→ GIVEN RECORDS
START

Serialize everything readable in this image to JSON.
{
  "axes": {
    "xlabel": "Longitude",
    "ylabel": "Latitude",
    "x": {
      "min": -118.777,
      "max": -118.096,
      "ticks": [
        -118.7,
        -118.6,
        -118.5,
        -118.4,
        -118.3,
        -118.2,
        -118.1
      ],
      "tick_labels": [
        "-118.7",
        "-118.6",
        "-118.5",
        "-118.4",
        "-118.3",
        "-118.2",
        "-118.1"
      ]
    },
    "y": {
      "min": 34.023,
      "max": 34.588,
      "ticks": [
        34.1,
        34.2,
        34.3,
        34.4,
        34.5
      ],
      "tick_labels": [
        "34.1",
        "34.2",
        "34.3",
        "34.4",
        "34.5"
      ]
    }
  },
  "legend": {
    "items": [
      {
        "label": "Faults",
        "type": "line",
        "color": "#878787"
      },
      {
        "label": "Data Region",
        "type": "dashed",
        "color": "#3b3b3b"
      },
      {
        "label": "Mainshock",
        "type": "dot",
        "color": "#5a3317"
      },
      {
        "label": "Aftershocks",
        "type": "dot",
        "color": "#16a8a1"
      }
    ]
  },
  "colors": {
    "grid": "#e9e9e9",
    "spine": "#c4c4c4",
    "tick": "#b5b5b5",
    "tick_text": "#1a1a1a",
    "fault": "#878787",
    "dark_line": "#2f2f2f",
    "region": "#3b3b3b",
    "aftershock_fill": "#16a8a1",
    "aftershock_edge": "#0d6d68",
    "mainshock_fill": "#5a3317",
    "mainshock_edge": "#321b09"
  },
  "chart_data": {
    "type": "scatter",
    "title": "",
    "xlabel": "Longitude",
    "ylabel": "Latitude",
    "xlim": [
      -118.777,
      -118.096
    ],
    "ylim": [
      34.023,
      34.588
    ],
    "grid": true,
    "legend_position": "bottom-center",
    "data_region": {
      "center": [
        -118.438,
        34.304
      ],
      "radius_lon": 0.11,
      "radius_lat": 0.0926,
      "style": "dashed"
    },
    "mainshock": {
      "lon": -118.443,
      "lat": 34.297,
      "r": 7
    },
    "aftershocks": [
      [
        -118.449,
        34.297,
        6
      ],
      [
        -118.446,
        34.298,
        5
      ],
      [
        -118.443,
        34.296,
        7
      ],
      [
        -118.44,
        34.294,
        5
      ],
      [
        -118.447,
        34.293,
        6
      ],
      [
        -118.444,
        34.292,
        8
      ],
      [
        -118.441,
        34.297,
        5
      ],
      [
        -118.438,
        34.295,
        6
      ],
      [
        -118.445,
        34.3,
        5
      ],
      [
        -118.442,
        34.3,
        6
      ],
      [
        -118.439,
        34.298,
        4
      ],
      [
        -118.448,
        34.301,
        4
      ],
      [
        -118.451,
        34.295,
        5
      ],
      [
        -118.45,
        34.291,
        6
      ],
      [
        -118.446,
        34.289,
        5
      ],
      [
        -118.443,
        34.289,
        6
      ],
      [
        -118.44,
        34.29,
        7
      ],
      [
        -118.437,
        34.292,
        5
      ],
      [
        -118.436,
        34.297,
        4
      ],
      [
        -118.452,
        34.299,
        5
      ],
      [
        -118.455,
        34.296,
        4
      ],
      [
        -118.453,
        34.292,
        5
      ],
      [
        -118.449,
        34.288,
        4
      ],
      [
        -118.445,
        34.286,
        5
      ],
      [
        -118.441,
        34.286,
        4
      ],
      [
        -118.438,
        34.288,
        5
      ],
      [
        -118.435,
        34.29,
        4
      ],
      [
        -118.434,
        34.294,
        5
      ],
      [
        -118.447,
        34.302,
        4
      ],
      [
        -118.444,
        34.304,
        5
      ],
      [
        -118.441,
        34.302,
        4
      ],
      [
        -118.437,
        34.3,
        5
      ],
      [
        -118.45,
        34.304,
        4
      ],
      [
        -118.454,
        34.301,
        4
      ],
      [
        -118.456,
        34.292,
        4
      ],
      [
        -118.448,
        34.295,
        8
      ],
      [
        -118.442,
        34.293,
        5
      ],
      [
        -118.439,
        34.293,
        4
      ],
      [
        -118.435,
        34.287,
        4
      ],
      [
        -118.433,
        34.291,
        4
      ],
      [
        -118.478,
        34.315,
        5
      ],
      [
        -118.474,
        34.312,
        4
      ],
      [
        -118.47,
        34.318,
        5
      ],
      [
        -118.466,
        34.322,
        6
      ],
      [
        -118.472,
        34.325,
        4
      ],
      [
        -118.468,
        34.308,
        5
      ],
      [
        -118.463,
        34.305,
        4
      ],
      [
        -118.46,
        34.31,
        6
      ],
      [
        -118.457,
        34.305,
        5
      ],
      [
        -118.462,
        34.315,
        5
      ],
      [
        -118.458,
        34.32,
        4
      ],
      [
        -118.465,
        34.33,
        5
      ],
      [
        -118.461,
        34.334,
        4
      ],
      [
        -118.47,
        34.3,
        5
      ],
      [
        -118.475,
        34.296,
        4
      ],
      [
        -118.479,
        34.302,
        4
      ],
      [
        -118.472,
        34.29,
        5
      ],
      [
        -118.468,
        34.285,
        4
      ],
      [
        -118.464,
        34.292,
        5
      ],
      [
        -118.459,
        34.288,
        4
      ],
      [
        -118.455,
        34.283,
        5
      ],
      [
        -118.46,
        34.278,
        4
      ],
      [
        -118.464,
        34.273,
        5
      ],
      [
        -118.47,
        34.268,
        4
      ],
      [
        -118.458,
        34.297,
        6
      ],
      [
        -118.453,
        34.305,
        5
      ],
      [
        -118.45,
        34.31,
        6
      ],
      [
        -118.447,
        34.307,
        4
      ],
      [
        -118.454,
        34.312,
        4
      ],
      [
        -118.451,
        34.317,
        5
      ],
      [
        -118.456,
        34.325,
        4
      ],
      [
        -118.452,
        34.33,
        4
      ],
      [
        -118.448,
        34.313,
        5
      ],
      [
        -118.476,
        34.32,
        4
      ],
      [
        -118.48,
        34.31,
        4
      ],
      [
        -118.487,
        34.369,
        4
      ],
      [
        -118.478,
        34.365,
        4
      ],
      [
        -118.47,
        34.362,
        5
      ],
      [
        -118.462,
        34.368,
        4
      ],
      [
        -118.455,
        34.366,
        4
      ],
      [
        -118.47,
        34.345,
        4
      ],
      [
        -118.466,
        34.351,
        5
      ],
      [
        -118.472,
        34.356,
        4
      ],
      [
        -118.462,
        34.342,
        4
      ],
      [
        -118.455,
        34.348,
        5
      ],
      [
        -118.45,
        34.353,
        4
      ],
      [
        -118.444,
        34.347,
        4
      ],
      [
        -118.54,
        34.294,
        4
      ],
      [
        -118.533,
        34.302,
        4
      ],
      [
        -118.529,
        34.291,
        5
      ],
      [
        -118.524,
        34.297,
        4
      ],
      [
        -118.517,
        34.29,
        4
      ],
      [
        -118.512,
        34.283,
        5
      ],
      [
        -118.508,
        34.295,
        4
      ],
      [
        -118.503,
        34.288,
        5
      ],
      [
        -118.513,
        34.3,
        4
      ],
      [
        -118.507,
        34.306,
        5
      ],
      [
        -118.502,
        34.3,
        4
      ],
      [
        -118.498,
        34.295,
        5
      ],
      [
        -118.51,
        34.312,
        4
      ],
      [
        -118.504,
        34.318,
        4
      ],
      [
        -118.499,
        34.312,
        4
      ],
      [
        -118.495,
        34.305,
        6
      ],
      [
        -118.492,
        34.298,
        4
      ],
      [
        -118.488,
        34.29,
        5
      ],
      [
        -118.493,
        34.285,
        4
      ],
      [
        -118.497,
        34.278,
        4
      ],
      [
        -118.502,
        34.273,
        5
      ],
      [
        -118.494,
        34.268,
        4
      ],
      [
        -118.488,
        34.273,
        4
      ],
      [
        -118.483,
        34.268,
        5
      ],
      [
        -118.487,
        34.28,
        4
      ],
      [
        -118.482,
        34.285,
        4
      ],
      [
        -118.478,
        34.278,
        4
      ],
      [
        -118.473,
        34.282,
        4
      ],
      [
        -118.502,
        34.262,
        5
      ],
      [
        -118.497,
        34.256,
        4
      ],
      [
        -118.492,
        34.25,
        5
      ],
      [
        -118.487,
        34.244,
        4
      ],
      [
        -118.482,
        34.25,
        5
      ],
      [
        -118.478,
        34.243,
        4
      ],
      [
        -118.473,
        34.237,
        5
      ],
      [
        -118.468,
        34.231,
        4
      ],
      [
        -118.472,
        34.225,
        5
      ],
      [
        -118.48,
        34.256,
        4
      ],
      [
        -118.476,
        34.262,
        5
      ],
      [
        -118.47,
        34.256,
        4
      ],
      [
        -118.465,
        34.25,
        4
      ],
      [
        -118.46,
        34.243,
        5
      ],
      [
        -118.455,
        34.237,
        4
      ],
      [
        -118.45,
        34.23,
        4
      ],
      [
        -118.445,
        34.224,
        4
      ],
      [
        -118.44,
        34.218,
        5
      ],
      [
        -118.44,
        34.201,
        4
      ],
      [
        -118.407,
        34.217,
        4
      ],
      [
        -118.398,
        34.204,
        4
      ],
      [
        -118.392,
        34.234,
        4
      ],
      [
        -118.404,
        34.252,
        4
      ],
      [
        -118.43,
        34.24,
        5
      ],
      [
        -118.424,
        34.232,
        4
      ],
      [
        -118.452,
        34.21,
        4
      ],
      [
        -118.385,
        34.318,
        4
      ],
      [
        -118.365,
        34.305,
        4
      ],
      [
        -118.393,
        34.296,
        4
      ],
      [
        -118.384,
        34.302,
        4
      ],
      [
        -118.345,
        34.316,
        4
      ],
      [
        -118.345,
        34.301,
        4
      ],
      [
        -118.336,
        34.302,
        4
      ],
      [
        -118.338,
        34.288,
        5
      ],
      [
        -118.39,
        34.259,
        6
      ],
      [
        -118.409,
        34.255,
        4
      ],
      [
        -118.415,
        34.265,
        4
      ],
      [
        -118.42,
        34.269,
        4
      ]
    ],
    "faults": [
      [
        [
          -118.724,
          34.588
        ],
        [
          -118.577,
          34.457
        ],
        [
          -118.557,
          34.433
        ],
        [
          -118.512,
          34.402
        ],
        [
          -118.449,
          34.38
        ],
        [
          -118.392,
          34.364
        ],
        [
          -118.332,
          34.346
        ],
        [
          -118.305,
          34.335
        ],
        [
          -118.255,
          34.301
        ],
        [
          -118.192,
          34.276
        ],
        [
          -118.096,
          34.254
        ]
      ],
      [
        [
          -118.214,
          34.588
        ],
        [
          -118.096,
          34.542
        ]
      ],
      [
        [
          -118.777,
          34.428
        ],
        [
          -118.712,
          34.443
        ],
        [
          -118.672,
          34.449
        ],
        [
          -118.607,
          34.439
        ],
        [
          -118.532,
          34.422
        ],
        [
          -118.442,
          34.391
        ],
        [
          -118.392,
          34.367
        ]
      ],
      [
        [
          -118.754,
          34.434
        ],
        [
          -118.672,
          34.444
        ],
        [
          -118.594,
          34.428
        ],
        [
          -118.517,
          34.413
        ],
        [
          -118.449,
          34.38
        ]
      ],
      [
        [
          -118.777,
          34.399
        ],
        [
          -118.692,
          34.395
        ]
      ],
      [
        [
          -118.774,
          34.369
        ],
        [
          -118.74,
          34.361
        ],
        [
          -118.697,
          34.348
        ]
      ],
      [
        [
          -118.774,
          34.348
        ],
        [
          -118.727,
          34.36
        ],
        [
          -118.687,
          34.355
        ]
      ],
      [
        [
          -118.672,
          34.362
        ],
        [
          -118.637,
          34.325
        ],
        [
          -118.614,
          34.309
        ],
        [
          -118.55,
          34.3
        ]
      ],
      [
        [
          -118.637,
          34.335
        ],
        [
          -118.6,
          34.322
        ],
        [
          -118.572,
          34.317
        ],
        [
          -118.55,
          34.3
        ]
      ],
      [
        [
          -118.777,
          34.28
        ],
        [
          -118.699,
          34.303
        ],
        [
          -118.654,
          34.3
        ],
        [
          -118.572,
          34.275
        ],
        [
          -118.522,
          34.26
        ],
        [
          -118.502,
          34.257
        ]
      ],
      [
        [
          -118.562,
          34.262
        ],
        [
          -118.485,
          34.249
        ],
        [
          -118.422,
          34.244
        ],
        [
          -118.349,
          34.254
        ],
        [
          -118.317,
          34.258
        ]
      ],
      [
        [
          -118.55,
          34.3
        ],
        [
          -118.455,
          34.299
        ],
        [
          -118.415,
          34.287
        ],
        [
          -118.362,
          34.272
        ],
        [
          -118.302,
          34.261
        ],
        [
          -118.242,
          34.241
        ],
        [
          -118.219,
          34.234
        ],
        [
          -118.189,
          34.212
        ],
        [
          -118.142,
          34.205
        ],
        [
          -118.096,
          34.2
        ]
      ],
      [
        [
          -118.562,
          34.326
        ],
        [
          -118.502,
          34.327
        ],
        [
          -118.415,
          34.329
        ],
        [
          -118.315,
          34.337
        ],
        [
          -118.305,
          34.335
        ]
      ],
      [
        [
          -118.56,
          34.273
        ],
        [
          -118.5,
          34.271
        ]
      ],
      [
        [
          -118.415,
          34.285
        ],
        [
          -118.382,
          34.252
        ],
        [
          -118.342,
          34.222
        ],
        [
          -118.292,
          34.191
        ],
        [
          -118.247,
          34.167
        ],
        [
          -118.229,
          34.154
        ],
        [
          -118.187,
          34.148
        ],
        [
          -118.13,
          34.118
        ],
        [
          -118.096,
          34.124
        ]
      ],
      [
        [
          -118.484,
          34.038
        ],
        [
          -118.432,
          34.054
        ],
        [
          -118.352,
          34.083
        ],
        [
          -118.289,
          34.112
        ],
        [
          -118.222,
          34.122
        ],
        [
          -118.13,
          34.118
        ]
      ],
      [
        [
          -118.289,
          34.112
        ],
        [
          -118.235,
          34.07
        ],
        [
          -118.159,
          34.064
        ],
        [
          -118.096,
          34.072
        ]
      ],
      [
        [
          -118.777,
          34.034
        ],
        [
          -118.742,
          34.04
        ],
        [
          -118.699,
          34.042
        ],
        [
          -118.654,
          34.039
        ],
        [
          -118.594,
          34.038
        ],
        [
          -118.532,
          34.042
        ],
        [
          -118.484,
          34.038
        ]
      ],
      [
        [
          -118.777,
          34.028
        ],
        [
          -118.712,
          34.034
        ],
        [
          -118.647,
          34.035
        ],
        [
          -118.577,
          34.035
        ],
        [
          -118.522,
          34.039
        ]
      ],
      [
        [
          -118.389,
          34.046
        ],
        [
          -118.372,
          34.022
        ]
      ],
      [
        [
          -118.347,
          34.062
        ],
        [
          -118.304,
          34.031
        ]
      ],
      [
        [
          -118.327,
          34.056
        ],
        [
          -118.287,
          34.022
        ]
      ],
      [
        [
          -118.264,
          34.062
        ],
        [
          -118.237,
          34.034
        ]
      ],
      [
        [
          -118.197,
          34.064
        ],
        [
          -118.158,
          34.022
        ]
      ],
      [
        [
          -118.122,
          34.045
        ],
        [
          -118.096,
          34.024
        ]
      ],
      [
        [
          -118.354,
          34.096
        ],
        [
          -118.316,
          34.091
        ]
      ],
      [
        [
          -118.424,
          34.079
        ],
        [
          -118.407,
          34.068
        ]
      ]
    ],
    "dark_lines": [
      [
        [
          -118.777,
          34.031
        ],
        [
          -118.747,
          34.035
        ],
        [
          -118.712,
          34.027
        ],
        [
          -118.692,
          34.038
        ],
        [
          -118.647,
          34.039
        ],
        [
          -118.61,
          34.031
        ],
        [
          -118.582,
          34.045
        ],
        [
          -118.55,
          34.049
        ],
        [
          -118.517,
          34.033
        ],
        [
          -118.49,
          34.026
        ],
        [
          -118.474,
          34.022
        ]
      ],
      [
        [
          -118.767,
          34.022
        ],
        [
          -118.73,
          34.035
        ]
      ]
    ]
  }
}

END
START

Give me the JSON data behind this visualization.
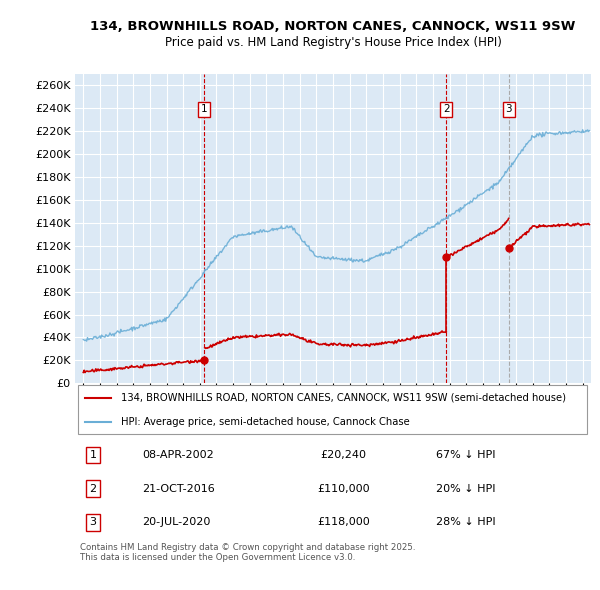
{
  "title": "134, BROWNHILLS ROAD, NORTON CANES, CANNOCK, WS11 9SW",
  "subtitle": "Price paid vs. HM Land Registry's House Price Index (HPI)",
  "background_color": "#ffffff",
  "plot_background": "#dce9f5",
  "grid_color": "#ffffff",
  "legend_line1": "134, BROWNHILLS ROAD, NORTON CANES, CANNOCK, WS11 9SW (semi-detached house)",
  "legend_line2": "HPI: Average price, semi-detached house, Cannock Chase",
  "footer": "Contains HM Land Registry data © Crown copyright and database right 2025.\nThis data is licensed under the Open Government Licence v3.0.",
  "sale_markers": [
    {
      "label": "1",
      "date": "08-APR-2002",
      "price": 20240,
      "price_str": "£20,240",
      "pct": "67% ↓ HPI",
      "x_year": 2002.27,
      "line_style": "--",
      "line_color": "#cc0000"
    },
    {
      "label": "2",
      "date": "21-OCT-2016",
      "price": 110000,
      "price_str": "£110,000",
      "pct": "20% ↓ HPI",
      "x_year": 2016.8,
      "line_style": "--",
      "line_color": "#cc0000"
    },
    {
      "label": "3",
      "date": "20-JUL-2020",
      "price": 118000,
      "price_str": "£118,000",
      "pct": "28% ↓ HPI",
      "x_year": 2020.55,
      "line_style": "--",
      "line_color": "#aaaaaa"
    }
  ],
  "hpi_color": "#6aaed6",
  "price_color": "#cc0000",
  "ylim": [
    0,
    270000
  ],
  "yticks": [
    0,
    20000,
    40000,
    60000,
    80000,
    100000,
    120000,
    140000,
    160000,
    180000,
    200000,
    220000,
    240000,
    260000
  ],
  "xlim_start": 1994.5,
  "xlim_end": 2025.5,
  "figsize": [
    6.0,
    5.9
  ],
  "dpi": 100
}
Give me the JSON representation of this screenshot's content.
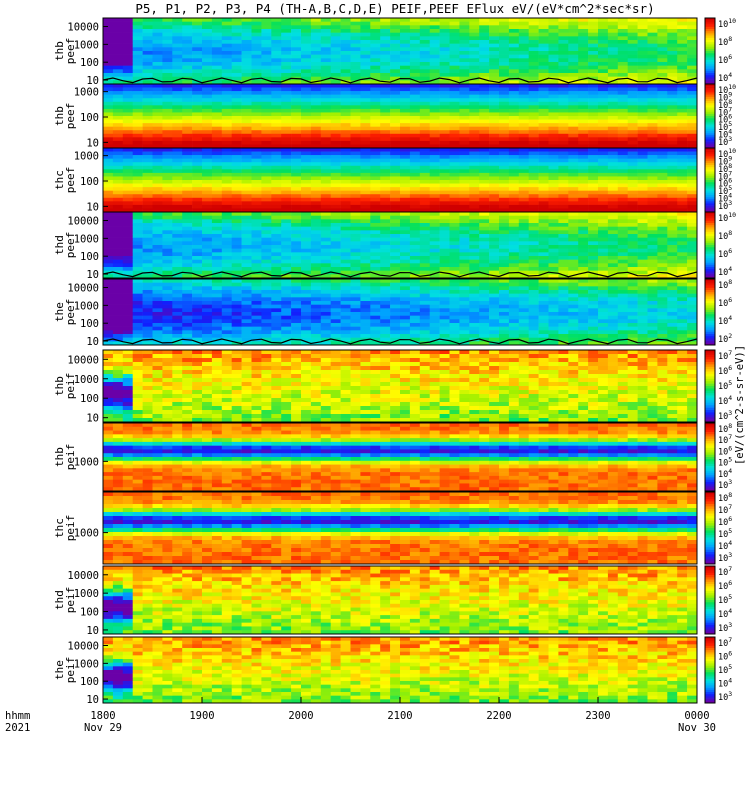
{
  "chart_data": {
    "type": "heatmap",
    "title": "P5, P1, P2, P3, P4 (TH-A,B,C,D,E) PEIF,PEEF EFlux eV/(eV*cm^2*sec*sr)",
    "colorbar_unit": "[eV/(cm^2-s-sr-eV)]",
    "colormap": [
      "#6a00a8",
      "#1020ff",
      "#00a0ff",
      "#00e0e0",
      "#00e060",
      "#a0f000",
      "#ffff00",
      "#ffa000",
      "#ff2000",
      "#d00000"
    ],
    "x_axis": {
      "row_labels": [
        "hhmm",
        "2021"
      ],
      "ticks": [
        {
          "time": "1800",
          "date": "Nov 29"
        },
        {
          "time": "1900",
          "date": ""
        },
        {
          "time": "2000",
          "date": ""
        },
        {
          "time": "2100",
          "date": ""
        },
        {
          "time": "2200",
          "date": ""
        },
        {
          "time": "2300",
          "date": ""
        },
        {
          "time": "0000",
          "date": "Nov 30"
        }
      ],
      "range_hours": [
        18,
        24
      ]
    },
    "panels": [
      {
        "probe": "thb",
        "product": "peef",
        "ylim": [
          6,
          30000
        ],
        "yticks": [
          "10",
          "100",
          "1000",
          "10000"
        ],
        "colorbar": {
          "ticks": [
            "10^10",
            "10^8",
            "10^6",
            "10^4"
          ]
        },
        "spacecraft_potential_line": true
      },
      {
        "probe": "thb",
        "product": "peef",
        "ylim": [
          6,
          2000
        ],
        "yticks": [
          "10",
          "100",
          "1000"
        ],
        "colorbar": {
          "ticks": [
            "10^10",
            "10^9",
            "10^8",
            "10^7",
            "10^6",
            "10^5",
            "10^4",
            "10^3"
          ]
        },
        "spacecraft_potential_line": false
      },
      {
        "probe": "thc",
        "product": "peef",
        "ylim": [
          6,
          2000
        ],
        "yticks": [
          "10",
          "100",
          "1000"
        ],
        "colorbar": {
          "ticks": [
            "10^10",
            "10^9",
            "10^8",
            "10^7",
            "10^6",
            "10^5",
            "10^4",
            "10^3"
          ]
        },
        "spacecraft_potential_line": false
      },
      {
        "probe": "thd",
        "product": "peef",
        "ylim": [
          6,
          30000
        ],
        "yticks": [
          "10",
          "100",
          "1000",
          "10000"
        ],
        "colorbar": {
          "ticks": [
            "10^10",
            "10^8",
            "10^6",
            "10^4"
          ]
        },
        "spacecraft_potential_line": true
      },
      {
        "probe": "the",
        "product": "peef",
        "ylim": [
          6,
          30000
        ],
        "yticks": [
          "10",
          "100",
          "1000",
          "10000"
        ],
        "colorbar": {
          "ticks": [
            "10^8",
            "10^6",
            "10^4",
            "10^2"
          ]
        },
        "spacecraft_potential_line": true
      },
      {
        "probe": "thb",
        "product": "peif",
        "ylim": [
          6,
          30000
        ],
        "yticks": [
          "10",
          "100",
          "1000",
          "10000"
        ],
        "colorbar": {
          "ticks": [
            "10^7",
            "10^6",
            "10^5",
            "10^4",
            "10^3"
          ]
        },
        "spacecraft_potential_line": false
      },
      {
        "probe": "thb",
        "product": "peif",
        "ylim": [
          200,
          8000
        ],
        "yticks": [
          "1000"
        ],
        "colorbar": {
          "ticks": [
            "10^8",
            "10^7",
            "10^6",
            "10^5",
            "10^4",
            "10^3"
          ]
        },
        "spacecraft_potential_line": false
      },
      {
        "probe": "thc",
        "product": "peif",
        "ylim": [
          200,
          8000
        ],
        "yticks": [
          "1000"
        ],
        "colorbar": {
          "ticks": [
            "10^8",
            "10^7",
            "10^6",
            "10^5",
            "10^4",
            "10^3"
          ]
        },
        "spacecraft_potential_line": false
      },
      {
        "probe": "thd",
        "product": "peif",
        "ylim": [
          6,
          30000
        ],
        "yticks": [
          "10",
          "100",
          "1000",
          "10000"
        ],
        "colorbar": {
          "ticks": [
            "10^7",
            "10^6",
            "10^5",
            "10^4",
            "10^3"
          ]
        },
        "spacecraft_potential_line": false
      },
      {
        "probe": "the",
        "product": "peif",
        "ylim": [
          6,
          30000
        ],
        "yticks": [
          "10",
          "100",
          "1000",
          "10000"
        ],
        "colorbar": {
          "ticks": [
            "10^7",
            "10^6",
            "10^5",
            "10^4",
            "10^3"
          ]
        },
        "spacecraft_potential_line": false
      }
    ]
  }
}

END
START

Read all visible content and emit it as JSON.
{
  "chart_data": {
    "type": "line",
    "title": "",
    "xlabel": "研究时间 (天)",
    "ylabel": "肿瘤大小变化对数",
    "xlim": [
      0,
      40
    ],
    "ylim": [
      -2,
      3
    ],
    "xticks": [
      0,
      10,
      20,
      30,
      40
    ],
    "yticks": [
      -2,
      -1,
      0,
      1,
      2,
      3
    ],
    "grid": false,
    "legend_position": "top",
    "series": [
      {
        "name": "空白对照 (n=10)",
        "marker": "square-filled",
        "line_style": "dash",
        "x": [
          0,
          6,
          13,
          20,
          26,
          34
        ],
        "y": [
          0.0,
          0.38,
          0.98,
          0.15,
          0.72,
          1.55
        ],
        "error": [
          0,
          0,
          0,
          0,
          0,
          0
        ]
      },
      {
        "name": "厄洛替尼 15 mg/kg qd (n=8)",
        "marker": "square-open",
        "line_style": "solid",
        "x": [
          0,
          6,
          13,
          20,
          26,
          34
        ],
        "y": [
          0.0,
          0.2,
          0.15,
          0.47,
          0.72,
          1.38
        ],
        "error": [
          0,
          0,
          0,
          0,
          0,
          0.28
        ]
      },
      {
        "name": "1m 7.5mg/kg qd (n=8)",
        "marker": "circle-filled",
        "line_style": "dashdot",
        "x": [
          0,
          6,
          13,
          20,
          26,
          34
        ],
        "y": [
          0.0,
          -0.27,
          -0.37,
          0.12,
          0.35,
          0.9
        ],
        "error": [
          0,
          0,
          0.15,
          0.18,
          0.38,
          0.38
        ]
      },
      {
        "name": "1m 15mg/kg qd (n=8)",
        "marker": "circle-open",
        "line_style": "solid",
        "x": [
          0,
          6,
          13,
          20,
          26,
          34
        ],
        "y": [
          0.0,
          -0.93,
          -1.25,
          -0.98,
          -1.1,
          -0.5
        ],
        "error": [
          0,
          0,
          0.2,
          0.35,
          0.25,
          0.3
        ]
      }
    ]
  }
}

END

→ WHAT IS NEEDED
Go through the material line by line. Show each line that contains the string "ffffff".

→ RESPONSE BELOW
  "background_color": "#ffffff",
  "grid_color": "#ffffff",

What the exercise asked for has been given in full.